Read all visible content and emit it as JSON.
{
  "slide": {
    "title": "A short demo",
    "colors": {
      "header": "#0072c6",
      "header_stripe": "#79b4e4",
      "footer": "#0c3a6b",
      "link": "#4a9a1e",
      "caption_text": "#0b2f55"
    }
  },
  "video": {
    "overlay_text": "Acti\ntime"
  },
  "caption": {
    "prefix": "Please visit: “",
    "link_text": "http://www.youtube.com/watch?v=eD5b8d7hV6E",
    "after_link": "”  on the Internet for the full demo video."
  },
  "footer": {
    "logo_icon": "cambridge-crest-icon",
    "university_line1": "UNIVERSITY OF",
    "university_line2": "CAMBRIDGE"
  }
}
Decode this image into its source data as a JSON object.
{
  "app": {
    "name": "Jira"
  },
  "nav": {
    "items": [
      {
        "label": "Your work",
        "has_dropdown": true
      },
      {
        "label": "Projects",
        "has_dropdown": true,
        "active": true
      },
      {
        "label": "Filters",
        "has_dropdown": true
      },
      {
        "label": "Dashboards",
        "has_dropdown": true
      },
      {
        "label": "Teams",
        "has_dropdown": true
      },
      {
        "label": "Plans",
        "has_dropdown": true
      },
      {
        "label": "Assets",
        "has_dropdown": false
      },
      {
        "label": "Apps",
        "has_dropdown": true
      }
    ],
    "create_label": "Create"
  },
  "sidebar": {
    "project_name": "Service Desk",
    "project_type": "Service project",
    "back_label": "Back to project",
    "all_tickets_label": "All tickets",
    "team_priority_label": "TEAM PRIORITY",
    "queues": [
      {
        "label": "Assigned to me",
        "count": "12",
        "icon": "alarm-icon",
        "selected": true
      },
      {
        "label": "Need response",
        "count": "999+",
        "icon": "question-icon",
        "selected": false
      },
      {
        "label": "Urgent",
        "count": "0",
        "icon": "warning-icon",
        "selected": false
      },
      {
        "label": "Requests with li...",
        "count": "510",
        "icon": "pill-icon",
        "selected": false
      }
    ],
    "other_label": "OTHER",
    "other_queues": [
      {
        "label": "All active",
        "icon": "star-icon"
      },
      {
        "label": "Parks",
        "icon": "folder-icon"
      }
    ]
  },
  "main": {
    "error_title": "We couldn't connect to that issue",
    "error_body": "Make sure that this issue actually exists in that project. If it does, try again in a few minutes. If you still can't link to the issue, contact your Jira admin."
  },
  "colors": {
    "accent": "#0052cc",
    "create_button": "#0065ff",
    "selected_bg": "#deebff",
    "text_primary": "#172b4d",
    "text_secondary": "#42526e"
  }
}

______

The records above should be restated word for word, please.

Read all visible content and emit it as JSON.
{
  "slide": {
    "title": "A short demo",
    "colors": {
      "header": "#0072c6",
      "header_stripe": "#79b4e4",
      "footer": "#0c3a6b",
      "link": "#4a9a1e",
      "caption_text": "#0b2f55"
    }
  },
  "video": {
    "overlay_text": "Acti\ntime"
  },
  "caption": {
    "prefix": "Please visit: “",
    "link_text": "http://www.youtube.com/watch?v=eD5b8d7hV6E",
    "after_link": "”  on the Internet for the full demo video."
  },
  "footer": {
    "logo_icon": "cambridge-crest-icon",
    "university_line1": "UNIVERSITY OF",
    "university_line2": "CAMBRIDGE"
  }
}
Decode this image into its source data as a JSON object.
{
  "app": {
    "name": "Jira"
  },
  "nav": {
    "items": [
      {
        "label": "Your work",
        "has_dropdown": true
      },
      {
        "label": "Projects",
        "has_dropdown": true,
        "active": true
      },
      {
        "label": "Filters",
        "has_dropdown": true
      },
      {
        "label": "Dashboards",
        "has_dropdown": true
      },
      {
        "label": "Teams",
        "has_dropdown": true
      },
      {
        "label": "Plans",
        "has_dropdown": true
      },
      {
        "label": "Assets",
        "has_dropdown": false
      },
      {
        "label": "Apps",
        "has_dropdown": true
      }
    ],
    "create_label": "Create"
  },
  "sidebar": {
    "project_name": "Service Desk",
    "project_type": "Service project",
    "back_label": "Back to project",
    "all_tickets_label": "All tickets",
    "team_priority_label": "TEAM PRIORITY",
    "queues": [
      {
        "label": "Assigned to me",
        "count": "12",
        "icon": "alarm-icon",
        "selected": true
      },
      {
        "label": "Need response",
        "count": "999+",
        "icon": "question-icon",
        "selected": false
      },
      {
        "label": "Urgent",
        "count": "0",
        "icon": "warning-icon",
        "selected": false
      },
      {
        "label": "Requests with li...",
        "count": "510",
        "icon": "pill-icon",
        "selected": false
      }
    ],
    "other_label": "OTHER",
    "other_queues": [
      {
        "label": "All active",
        "icon": "star-icon"
      },
      {
        "label": "Parks",
        "icon": "folder-icon"
      }
    ]
  },
  "main": {
    "error_title": "We couldn't connect to that issue",
    "error_body": "Make sure that this issue actually exists in that project. If it does, try again in a few minutes. If you still can't link to the issue, contact your Jira admin."
  },
  "colors": {
    "accent": "#0052cc",
    "create_button": "#0065ff",
    "selected_bg": "#deebff",
    "text_primary": "#172b4d",
    "text_secondary": "#42526e"
  }
}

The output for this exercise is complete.